_Written task:_
Retype the full set of records. Keep every character identical.

## START

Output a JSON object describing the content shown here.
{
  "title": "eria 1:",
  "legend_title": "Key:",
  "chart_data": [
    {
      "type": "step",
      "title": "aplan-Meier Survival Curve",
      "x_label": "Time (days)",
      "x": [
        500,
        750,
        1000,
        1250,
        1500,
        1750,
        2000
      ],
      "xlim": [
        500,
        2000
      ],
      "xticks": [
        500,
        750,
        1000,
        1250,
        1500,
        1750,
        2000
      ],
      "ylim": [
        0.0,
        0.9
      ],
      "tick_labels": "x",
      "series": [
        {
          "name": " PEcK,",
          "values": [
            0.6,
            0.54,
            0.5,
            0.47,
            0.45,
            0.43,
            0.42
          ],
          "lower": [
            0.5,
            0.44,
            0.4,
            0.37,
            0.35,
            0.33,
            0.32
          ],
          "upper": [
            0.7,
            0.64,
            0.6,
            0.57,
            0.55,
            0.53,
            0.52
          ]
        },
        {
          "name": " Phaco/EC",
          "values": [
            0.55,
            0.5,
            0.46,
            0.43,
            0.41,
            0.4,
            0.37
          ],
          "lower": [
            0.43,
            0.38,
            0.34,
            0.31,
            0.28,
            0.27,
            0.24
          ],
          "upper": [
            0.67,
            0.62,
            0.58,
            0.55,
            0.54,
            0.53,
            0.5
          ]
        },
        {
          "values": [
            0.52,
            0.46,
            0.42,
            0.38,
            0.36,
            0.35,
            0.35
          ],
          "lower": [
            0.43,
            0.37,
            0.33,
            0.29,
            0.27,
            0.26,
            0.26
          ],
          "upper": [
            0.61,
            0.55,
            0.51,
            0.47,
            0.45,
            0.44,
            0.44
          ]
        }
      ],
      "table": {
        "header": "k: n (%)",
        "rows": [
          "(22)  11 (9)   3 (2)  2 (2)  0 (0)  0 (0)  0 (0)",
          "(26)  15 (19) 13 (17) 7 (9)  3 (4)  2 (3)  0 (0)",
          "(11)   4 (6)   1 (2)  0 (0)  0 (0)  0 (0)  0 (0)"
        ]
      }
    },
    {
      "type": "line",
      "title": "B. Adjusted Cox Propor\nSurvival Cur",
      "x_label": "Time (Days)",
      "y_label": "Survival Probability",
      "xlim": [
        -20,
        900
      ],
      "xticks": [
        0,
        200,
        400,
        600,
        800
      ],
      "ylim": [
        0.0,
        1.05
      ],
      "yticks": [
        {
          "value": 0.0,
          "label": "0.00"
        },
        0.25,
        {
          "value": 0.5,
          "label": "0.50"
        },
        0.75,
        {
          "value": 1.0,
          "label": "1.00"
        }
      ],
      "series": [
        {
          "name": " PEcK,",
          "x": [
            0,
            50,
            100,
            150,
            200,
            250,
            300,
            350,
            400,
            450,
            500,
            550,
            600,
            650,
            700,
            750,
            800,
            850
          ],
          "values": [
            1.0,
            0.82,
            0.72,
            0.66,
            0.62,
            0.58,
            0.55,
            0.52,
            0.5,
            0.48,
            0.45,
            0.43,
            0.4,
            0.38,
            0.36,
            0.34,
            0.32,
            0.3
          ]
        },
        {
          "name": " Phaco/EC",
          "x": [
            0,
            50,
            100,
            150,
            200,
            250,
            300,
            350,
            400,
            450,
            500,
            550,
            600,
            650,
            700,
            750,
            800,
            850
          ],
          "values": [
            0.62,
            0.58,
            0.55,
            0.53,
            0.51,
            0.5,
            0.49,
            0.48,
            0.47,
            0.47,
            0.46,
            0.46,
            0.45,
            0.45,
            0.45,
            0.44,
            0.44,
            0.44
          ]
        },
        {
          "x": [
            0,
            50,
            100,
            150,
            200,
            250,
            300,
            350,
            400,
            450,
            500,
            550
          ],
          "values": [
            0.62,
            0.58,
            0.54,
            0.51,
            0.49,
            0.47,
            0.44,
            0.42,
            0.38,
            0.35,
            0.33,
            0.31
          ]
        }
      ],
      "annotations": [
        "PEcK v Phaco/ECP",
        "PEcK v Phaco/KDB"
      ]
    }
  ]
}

## END

_Full output:_
Output a JSON object describing the content shown here.
{
  "title": "eria 1:",
  "legend_title": "Key:",
  "chart_data": [
    {
      "type": "step",
      "title": "aplan-Meier Survival Curve",
      "x_label": "Time (days)",
      "x": [
        500,
        750,
        1000,
        1250,
        1500,
        1750,
        2000
      ],
      "xlim": [
        500,
        2000
      ],
      "xticks": [
        500,
        750,
        1000,
        1250,
        1500,
        1750,
        2000
      ],
      "ylim": [
        0.0,
        0.9
      ],
      "tick_labels": "x",
      "series": [
        {
          "name": " PEcK,",
          "values": [
            0.6,
            0.54,
            0.5,
            0.47,
            0.45,
            0.43,
            0.42
          ],
          "lower": [
            0.5,
            0.44,
            0.4,
            0.37,
            0.35,
            0.33,
            0.32
          ],
          "upper": [
            0.7,
            0.64,
            0.6,
            0.57,
            0.55,
            0.53,
            0.52
          ]
        },
        {
          "name": " Phaco/EC",
          "values": [
            0.55,
            0.5,
            0.46,
            0.43,
            0.41,
            0.4,
            0.37
          ],
          "lower": [
            0.43,
            0.38,
            0.34,
            0.31,
            0.28,
            0.27,
            0.24
          ],
          "upper": [
            0.67,
            0.62,
            0.58,
            0.55,
            0.54,
            0.53,
            0.5
          ]
        },
        {
          "values": [
            0.52,
            0.46,
            0.42,
            0.38,
            0.36,
            0.35,
            0.35
          ],
          "lower": [
            0.43,
            0.37,
            0.33,
            0.29,
            0.27,
            0.26,
            0.26
          ],
          "upper": [
            0.61,
            0.55,
            0.51,
            0.47,
            0.45,
            0.44,
            0.44
          ]
        }
      ],
      "table": {
        "header": "k: n (%)",
        "rows": [
          "(22)  11 (9)   3 (2)  2 (2)  0 (0)  0 (0)  0 (0)",
          "(26)  15 (19) 13 (17) 7 (9)  3 (4)  2 (3)  0 (0)",
          "(11)   4 (6)   1 (2)  0 (0)  0 (0)  0 (0)  0 (0)"
        ]
      }
    },
    {
      "type": "line",
      "title": "B. Adjusted Cox Propor\nSurvival Cur",
      "x_label": "Time (Days)",
      "y_label": "Survival Probability",
      "xlim": [
        -20,
        900
      ],
      "xticks": [
        0,
        200,
        400,
        600,
        800
      ],
      "ylim": [
        0.0,
        1.05
      ],
      "yticks": [
        {
          "value": 0.0,
          "label": "0.00"
        },
        0.25,
        {
          "value": 0.5,
          "label": "0.50"
        },
        0.75,
        {
          "value": 1.0,
          "label": "1.00"
        }
      ],
      "series": [
        {
          "name": " PEcK,",
          "x": [
            0,
            50,
            100,
            150,
            200,
            250,
            300,
            350,
            400,
            450,
            500,
            550,
            600,
            650,
            700,
            750,
            800,
            850
          ],
          "values": [
            1.0,
            0.82,
            0.72,
            0.66,
            0.62,
            0.58,
            0.55,
            0.52,
            0.5,
            0.48,
            0.45,
            0.43,
            0.4,
            0.38,
            0.36,
            0.34,
            0.32,
            0.3
          ]
        },
        {
          "name": " Phaco/EC",
          "x": [
            0,
            50,
            100,
            150,
            200,
            250,
            300,
            350,
            400,
            450,
            500,
            550,
            600,
            650,
            700,
            750,
            800,
            850
          ],
          "values": [
            0.62,
            0.58,
            0.55,
            0.53,
            0.51,
            0.5,
            0.49,
            0.48,
            0.47,
            0.47,
            0.46,
            0.46,
            0.45,
            0.45,
            0.45,
            0.44,
            0.44,
            0.44
          ]
        },
        {
          "x": [
            0,
            50,
            100,
            150,
            200,
            250,
            300,
            350,
            400,
            450,
            500,
            550
          ],
          "values": [
            0.62,
            0.58,
            0.54,
            0.51,
            0.49,
            0.47,
            0.44,
            0.42,
            0.38,
            0.35,
            0.33,
            0.31
          ]
        }
      ],
      "annotations": [
        "PEcK v Phaco/ECP",
        "PEcK v Phaco/KDB"
      ]
    }
  ]
}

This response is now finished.